• Dataset excerpts:
_____
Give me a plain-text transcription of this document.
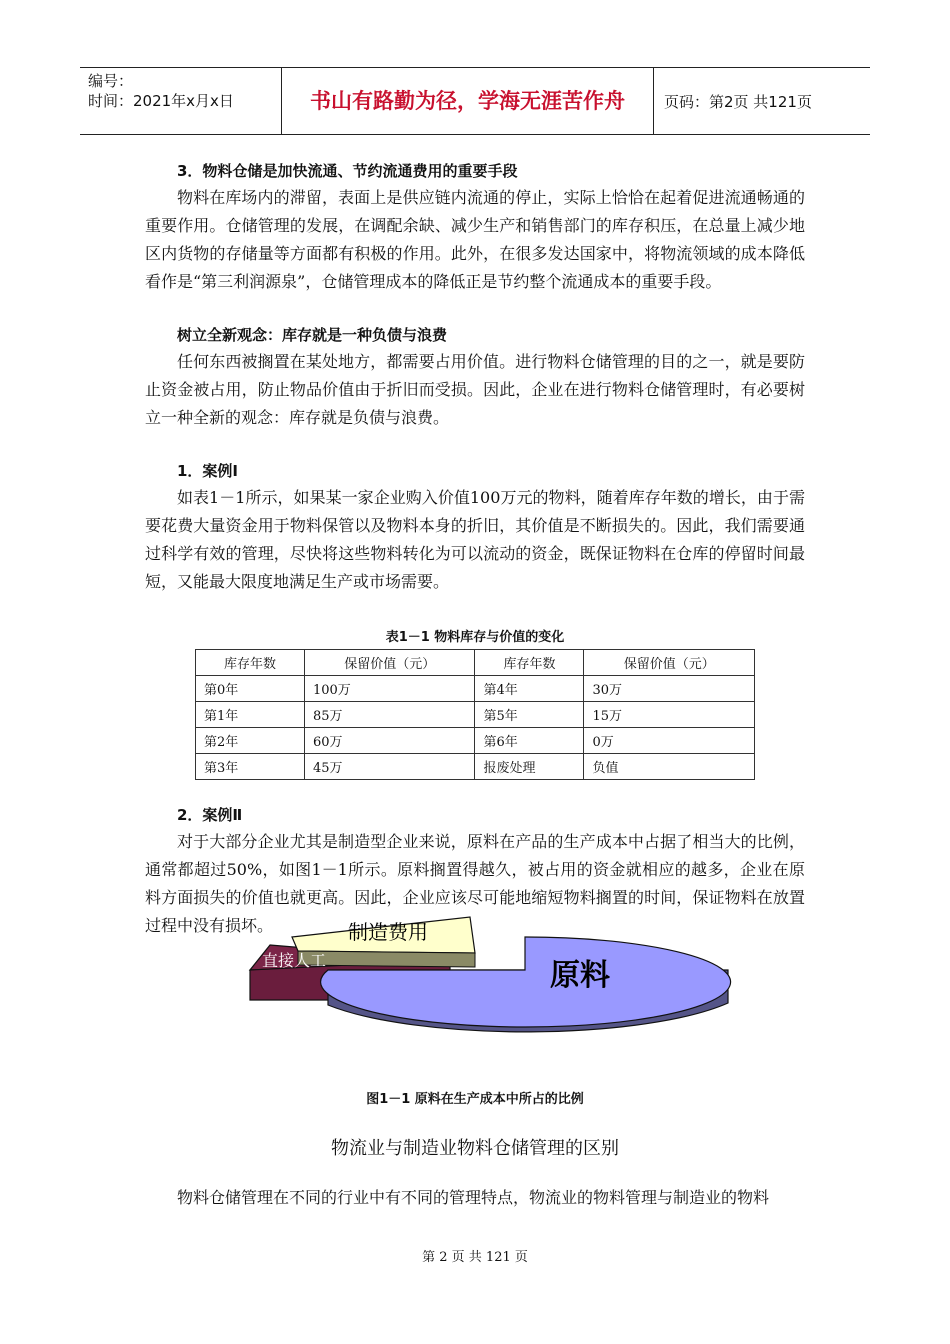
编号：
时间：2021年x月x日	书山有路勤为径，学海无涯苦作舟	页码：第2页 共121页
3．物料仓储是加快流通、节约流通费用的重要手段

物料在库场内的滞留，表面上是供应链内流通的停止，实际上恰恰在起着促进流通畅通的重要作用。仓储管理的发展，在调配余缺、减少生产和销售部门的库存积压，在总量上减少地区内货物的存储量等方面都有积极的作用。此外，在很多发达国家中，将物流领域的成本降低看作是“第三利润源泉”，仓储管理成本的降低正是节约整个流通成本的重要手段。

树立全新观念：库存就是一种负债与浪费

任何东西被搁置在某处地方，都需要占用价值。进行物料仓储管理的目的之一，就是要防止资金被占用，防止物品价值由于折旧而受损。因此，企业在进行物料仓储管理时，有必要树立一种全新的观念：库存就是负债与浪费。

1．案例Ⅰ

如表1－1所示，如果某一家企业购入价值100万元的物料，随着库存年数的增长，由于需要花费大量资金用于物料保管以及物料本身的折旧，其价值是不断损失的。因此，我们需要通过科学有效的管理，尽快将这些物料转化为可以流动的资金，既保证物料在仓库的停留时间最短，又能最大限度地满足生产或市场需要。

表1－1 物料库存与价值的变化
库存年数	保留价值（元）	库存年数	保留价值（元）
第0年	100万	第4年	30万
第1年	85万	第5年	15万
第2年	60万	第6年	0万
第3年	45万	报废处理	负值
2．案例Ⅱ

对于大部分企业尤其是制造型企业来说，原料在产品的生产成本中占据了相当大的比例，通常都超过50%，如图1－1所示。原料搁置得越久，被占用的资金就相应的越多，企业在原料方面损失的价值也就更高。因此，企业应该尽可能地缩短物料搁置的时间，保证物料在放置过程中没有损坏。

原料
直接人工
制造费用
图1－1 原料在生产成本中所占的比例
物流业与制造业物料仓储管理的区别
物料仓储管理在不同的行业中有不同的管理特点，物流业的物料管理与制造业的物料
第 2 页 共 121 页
_____
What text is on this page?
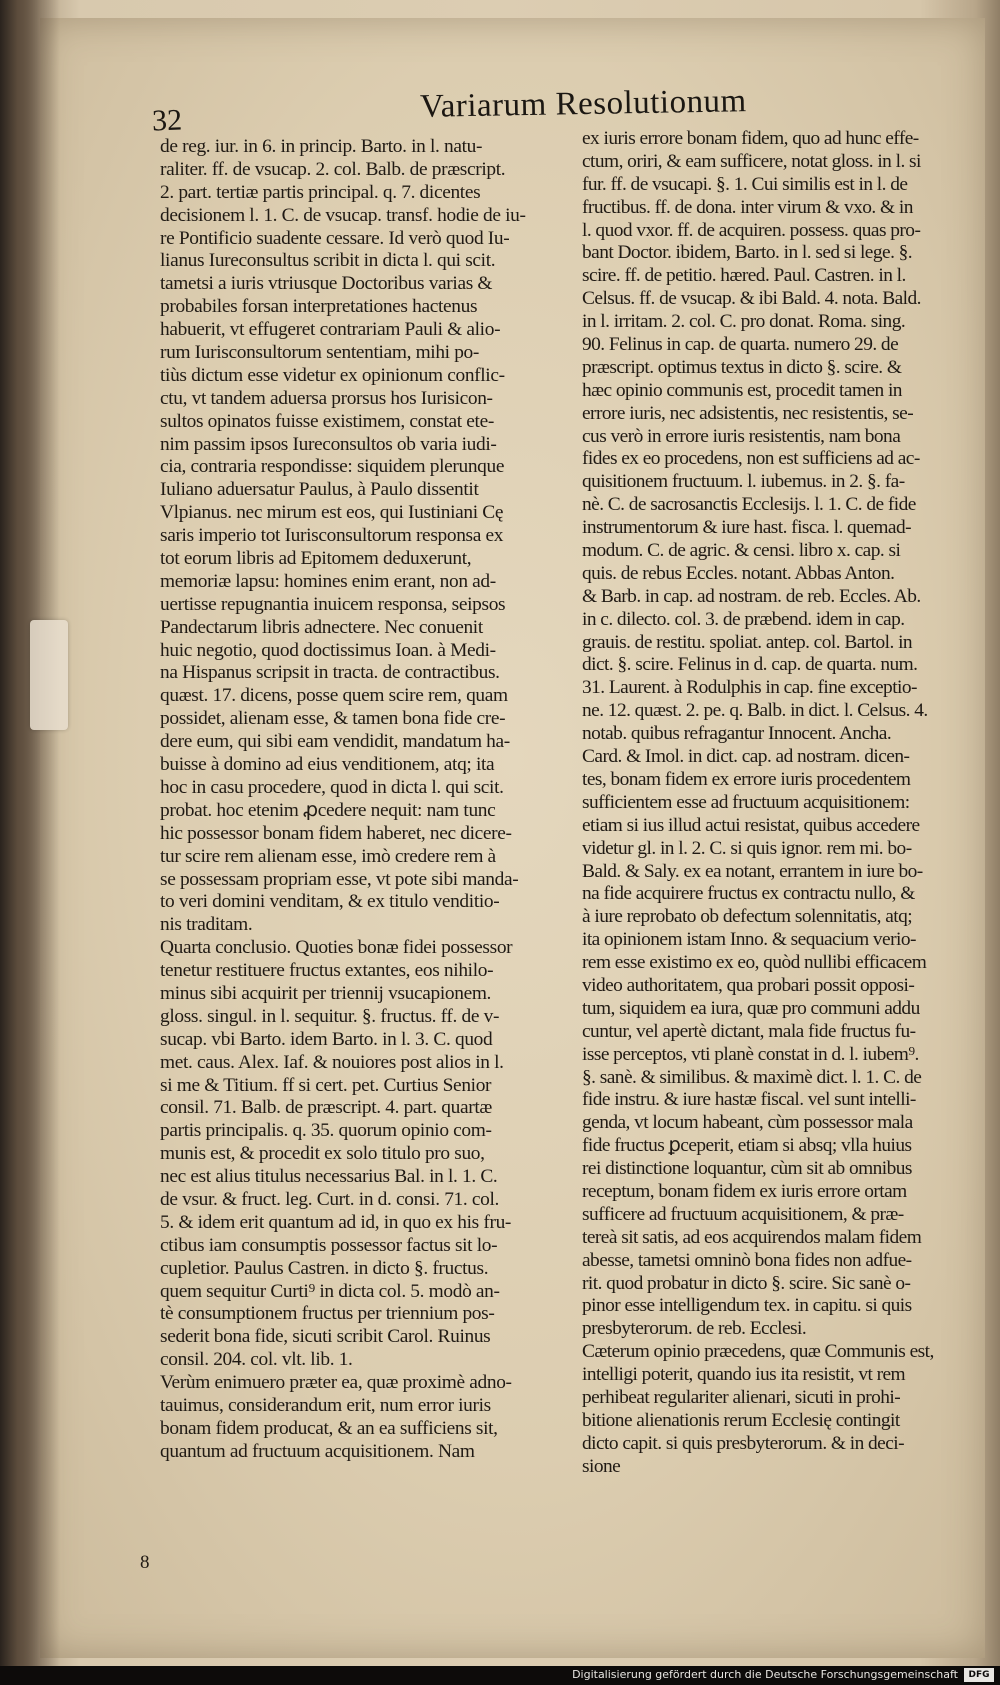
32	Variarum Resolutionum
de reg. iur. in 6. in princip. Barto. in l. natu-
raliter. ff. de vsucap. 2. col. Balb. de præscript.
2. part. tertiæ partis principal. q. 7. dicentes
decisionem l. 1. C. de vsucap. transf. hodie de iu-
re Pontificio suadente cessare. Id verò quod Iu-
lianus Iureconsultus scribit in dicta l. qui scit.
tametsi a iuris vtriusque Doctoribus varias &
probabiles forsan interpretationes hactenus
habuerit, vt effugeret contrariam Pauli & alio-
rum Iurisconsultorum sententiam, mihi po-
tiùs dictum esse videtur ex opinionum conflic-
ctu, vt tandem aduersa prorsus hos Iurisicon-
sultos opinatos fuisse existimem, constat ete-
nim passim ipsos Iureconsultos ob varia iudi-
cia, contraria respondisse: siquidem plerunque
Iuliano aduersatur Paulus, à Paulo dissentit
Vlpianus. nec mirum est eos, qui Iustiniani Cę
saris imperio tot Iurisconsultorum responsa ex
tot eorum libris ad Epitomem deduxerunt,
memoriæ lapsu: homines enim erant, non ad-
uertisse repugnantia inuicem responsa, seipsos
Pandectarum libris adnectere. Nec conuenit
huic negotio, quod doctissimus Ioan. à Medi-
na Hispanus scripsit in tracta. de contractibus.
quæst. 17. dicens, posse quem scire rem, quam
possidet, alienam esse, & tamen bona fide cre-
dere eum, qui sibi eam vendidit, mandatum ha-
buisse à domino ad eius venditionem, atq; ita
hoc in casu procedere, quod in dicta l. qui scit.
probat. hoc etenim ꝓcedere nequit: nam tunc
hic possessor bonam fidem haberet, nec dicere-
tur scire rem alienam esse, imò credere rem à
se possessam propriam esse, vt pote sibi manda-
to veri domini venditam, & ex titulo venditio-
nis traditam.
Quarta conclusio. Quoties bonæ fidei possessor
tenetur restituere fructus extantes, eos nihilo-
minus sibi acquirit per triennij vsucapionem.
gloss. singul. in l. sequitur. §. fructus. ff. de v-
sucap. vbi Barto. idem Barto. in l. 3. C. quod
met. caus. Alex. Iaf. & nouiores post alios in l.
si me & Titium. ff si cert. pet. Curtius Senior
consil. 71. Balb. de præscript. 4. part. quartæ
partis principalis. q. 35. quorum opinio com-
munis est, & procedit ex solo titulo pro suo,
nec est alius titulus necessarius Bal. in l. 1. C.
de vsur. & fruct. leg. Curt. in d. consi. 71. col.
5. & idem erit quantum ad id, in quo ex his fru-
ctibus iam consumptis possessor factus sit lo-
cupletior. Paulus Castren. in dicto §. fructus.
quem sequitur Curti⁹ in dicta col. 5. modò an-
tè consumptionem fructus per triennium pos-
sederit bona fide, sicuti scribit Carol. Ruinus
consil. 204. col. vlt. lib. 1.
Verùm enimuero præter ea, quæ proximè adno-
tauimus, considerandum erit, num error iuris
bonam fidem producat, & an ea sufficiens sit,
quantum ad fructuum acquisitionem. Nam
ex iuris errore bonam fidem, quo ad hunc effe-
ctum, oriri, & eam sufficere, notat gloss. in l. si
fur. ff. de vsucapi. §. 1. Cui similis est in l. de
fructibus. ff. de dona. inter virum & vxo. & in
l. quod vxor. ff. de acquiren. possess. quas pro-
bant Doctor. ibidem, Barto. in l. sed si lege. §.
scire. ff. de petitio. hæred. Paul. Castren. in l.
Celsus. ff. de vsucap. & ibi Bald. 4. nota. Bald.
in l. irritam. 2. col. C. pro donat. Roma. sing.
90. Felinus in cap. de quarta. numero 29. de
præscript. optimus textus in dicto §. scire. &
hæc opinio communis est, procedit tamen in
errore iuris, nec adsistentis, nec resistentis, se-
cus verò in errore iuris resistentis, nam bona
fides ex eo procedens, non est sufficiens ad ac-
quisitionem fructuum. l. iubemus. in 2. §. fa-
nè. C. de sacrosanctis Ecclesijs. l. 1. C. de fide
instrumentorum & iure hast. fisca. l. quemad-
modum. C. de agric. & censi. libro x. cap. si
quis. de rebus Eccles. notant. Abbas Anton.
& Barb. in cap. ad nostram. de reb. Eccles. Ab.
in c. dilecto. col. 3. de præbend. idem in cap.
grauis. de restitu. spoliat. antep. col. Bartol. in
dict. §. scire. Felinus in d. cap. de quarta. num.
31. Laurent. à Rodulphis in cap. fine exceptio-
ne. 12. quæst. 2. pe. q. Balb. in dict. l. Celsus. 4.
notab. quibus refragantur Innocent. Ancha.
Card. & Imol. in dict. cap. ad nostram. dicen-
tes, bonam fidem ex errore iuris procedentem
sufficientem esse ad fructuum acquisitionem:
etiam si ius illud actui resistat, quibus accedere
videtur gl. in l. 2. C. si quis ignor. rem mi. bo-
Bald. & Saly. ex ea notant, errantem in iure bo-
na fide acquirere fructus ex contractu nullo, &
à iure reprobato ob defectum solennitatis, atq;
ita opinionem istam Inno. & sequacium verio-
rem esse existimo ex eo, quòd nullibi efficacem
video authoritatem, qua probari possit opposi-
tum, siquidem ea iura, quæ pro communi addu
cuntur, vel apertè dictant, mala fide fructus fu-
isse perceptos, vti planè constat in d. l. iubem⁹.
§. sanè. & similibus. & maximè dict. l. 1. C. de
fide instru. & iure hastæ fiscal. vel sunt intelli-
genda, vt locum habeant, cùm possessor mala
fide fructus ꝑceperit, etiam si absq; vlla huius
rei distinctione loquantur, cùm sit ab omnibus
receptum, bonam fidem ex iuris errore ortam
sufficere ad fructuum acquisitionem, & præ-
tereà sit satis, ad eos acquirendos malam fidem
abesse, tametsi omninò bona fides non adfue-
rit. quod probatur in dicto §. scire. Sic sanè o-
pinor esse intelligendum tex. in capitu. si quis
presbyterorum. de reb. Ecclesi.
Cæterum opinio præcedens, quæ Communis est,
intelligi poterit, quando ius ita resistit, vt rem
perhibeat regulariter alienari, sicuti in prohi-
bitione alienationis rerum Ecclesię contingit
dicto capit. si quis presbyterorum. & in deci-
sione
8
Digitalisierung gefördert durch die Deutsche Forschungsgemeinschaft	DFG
_____
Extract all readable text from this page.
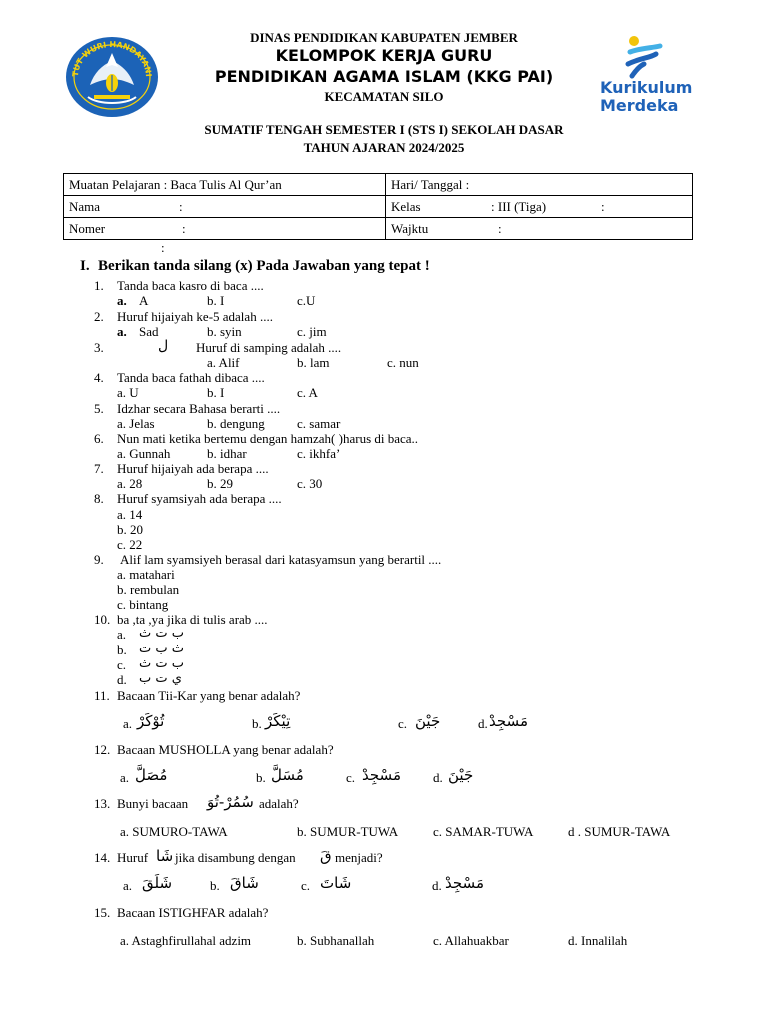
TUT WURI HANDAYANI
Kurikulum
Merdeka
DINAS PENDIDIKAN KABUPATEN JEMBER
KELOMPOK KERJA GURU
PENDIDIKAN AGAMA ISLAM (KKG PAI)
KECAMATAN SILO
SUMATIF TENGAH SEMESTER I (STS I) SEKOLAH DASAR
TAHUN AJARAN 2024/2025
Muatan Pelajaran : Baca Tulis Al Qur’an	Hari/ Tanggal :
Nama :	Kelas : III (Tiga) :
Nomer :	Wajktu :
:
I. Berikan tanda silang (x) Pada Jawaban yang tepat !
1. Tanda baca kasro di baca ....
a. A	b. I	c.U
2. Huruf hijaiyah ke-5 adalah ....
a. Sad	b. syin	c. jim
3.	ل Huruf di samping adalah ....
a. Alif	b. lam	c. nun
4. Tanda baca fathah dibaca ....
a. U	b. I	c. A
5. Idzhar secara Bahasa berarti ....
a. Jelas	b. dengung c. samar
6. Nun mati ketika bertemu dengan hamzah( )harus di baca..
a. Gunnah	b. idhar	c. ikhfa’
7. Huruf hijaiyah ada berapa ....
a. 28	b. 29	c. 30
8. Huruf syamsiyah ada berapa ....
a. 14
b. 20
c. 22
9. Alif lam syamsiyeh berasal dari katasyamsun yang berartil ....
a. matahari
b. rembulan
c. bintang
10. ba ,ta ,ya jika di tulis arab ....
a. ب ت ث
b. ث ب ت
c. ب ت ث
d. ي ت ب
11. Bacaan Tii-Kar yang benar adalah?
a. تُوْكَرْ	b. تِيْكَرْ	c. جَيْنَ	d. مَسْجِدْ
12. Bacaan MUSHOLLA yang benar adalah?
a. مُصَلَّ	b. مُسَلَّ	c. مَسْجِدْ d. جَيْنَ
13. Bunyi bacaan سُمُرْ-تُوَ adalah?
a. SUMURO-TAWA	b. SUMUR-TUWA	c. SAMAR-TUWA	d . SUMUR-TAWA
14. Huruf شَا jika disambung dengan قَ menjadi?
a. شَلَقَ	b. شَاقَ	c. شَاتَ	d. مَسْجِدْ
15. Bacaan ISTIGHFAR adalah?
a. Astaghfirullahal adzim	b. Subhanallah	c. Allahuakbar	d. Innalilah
_____
• Short task: Spot every line that holds "fructuum" and copy it.

• Complete answer:
quantum ad fructuum acquisitionem. Nam
quisitionem fructuum. l. iubemus. in 2. §. fa-
sufficientem esse ad fructuum acquisitionem:
sufficere ad fructuum acquisitionem, & præ-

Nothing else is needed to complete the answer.